▸ **SUPPLIED DATA**:
* begin *
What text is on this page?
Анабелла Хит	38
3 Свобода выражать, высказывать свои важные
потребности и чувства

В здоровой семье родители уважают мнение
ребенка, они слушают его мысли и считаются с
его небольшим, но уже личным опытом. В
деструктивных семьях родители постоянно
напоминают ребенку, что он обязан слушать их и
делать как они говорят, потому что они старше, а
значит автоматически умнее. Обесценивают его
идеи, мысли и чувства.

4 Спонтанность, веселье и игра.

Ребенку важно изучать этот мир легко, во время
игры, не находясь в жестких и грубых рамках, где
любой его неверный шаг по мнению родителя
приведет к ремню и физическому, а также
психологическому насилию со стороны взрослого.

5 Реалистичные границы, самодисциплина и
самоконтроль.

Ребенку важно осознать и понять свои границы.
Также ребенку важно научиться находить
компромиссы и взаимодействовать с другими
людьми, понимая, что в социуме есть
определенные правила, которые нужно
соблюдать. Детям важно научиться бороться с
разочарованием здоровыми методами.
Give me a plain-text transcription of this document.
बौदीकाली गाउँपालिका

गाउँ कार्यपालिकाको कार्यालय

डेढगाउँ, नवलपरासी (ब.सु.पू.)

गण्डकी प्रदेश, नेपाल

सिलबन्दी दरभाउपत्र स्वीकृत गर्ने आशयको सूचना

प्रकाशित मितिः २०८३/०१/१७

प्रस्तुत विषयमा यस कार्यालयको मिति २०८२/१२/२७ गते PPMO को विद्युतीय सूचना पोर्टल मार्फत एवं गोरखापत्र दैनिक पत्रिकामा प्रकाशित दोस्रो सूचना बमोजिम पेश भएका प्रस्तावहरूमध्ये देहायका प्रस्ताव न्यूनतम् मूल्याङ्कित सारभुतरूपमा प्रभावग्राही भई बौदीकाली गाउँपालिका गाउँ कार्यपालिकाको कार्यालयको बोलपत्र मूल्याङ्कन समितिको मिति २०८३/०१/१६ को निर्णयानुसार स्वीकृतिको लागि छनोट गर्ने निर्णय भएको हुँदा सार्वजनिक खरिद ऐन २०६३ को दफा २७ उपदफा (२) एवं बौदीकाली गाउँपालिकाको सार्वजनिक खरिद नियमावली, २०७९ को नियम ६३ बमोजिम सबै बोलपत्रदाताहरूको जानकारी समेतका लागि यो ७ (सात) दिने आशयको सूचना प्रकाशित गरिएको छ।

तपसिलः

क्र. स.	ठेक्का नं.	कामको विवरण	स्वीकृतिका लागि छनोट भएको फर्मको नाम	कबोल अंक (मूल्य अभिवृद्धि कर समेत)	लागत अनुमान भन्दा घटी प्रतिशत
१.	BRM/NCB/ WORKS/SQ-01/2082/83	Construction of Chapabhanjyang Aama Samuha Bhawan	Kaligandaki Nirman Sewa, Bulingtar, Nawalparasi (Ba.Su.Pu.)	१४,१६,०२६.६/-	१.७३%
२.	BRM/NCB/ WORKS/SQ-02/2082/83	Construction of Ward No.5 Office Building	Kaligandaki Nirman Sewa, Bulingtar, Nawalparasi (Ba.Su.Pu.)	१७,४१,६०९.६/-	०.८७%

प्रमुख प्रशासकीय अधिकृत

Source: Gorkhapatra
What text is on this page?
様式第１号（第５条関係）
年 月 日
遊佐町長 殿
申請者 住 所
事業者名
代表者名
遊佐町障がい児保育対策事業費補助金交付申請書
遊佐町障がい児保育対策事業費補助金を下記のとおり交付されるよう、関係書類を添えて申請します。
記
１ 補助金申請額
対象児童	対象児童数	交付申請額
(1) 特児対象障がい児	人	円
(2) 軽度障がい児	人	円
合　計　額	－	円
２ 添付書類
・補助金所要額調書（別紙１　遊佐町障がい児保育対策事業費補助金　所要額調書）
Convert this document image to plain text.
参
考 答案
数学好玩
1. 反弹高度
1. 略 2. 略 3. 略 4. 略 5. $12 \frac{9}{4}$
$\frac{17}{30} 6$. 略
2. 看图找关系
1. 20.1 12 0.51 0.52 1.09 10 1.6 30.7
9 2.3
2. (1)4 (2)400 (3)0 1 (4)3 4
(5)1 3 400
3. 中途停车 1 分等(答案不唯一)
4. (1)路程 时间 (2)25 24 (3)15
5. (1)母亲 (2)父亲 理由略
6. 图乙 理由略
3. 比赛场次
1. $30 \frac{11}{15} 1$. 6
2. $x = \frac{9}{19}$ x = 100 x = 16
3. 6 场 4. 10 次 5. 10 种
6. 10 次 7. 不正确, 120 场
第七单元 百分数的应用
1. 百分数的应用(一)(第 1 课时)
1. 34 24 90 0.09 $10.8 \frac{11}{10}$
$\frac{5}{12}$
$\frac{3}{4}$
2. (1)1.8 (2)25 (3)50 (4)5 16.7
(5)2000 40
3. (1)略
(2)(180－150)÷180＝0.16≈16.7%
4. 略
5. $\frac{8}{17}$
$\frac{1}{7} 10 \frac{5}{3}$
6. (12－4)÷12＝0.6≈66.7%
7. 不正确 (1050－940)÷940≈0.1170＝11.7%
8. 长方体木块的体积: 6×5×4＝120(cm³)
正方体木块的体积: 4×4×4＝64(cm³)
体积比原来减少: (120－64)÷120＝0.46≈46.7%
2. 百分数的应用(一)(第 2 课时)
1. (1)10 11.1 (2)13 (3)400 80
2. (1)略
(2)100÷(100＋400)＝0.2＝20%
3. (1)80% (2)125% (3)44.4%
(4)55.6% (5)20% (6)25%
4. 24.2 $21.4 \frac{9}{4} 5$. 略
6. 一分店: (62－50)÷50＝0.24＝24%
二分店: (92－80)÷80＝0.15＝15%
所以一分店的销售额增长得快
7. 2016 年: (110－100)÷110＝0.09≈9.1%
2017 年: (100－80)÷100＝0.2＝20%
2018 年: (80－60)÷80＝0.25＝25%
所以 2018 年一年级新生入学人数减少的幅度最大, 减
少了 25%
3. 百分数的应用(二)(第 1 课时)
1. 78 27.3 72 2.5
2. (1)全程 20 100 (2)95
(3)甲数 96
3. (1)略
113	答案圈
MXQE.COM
* end *
▸ **DESCRIPTION OF THE TASK**:
From the first line to the last, retype the data exactly.

▸ **COMPLETE OUTPUT**:
What text is on this page?
Анабелла Хит	38
3 Свобода выражать, высказывать свои важные
потребности и чувства

В здоровой семье родители уважают мнение
ребенка, они слушают его мысли и считаются с
его небольшим, но уже личным опытом. В
деструктивных семьях родители постоянно
напоминают ребенку, что он обязан слушать их и
делать как они говорят, потому что они старше, а
значит автоматически умнее. Обесценивают его
идеи, мысли и чувства.

4 Спонтанность, веселье и игра.

Ребенку важно изучать этот мир легко, во время
игры, не находясь в жестких и грубых рамках, где
любой его неверный шаг по мнению родителя
приведет к ремню и физическому, а также
психологическому насилию со стороны взрослого.

5 Реалистичные границы, самодисциплина и
самоконтроль.

Ребенку важно осознать и понять свои границы.
Также ребенку важно научиться находить
компромиссы и взаимодействовать с другими
людьми, понимая, что в социуме есть
определенные правила, которые нужно
соблюдать. Детям важно научиться бороться с
разочарованием здоровыми методами.
Give me a plain-text transcription of this document.
बौदीकाली गाउँपालिका

गाउँ कार्यपालिकाको कार्यालय

डेढगाउँ, नवलपरासी (ब.सु.पू.)

गण्डकी प्रदेश, नेपाल

सिलबन्दी दरभाउपत्र स्वीकृत गर्ने आशयको सूचना

प्रकाशित मितिः २०८३/०१/१७

प्रस्तुत विषयमा यस कार्यालयको मिति २०८२/१२/२७ गते PPMO को विद्युतीय सूचना पोर्टल मार्फत एवं गोरखापत्र दैनिक पत्रिकामा प्रकाशित दोस्रो सूचना बमोजिम पेश भएका प्रस्तावहरूमध्ये देहायका प्रस्ताव न्यूनतम् मूल्याङ्कित सारभुतरूपमा प्रभावग्राही भई बौदीकाली गाउँपालिका गाउँ कार्यपालिकाको कार्यालयको बोलपत्र मूल्याङ्कन समितिको मिति २०८३/०१/१६ को निर्णयानुसार स्वीकृतिको लागि छनोट गर्ने निर्णय भएको हुँदा सार्वजनिक खरिद ऐन २०६३ को दफा २७ उपदफा (२) एवं बौदीकाली गाउँपालिकाको सार्वजनिक खरिद नियमावली, २०७९ को नियम ६३ बमोजिम सबै बोलपत्रदाताहरूको जानकारी समेतका लागि यो ७ (सात) दिने आशयको सूचना प्रकाशित गरिएको छ।

तपसिलः

क्र. स.	ठेक्का नं.	कामको विवरण	स्वीकृतिका लागि छनोट भएको फर्मको नाम	कबोल अंक (मूल्य अभिवृद्धि कर समेत)	लागत अनुमान भन्दा घटी प्रतिशत
१.	BRM/NCB/ WORKS/SQ-01/2082/83	Construction of Chapabhanjyang Aama Samuha Bhawan	Kaligandaki Nirman Sewa, Bulingtar, Nawalparasi (Ba.Su.Pu.)	१४,१६,०२६.६/-	१.७३%
२.	BRM/NCB/ WORKS/SQ-02/2082/83	Construction of Ward No.5 Office Building	Kaligandaki Nirman Sewa, Bulingtar, Nawalparasi (Ba.Su.Pu.)	१७,४१,६०९.६/-	०.८७%

प्रमुख प्रशासकीय अधिकृत

Source: Gorkhapatra
What text is on this page?
様式第１号（第５条関係）
年 月 日
遊佐町長 殿
申請者 住 所
事業者名
代表者名
遊佐町障がい児保育対策事業費補助金交付申請書
遊佐町障がい児保育対策事業費補助金を下記のとおり交付されるよう、関係書類を添えて申請します。
記
１ 補助金申請額
対象児童	対象児童数	交付申請額
(1) 特児対象障がい児	人	円
(2) 軽度障がい児	人	円
合　計　額	－	円
２ 添付書類
・補助金所要額調書（別紙１　遊佐町障がい児保育対策事業費補助金　所要額調書）
Convert this document image to plain text.
参
考 答案
数学好玩
1. 反弹高度
1. 略 2. 略 3. 略 4. 略 5. $12 \frac{9}{4}$
$\frac{17}{30} 6$. 略
2. 看图找关系
1. 20.1 12 0.51 0.52 1.09 10 1.6 30.7
9 2.3
2. (1)4 (2)400 (3)0 1 (4)3 4
(5)1 3 400
3. 中途停车 1 分等(答案不唯一)
4. (1)路程 时间 (2)25 24 (3)15
5. (1)母亲 (2)父亲 理由略
6. 图乙 理由略
3. 比赛场次
1. $30 \frac{11}{15} 1$. 6
2. $x = \frac{9}{19}$ x = 100 x = 16
3. 6 场 4. 10 次 5. 10 种
6. 10 次 7. 不正确, 120 场
第七单元 百分数的应用
1. 百分数的应用(一)(第 1 课时)
1. 34 24 90 0.09 $10.8 \frac{11}{10}$
$\frac{5}{12}$
$\frac{3}{4}$
2. (1)1.8 (2)25 (3)50 (4)5 16.7
(5)2000 40
3. (1)略
(2)(180－150)÷180＝0.16≈16.7%
4. 略
5. $\frac{8}{17}$
$\frac{1}{7} 10 \frac{5}{3}$
6. (12－4)÷12＝0.6≈66.7%
7. 不正确 (1050－940)÷940≈0.1170＝11.7%
8. 长方体木块的体积: 6×5×4＝120(cm³)
正方体木块的体积: 4×4×4＝64(cm³)
体积比原来减少: (120－64)÷120＝0.46≈46.7%
2. 百分数的应用(一)(第 2 课时)
1. (1)10 11.1 (2)13 (3)400 80
2. (1)略
(2)100÷(100＋400)＝0.2＝20%
3. (1)80% (2)125% (3)44.4%
(4)55.6% (5)20% (6)25%
4. 24.2 $21.4 \frac{9}{4} 5$. 略
6. 一分店: (62－50)÷50＝0.24＝24%
二分店: (92－80)÷80＝0.15＝15%
所以一分店的销售额增长得快
7. 2016 年: (110－100)÷110＝0.09≈9.1%
2017 年: (100－80)÷100＝0.2＝20%
2018 年: (80－60)÷80＝0.25＝25%
所以 2018 年一年级新生入学人数减少的幅度最大, 减
少了 25%
3. 百分数的应用(二)(第 1 课时)
1. 78 27.3 72 2.5
2. (1)全程 20 100 (2)95
(3)甲数 96
3. (1)略
113	答案圈
MXQE.COM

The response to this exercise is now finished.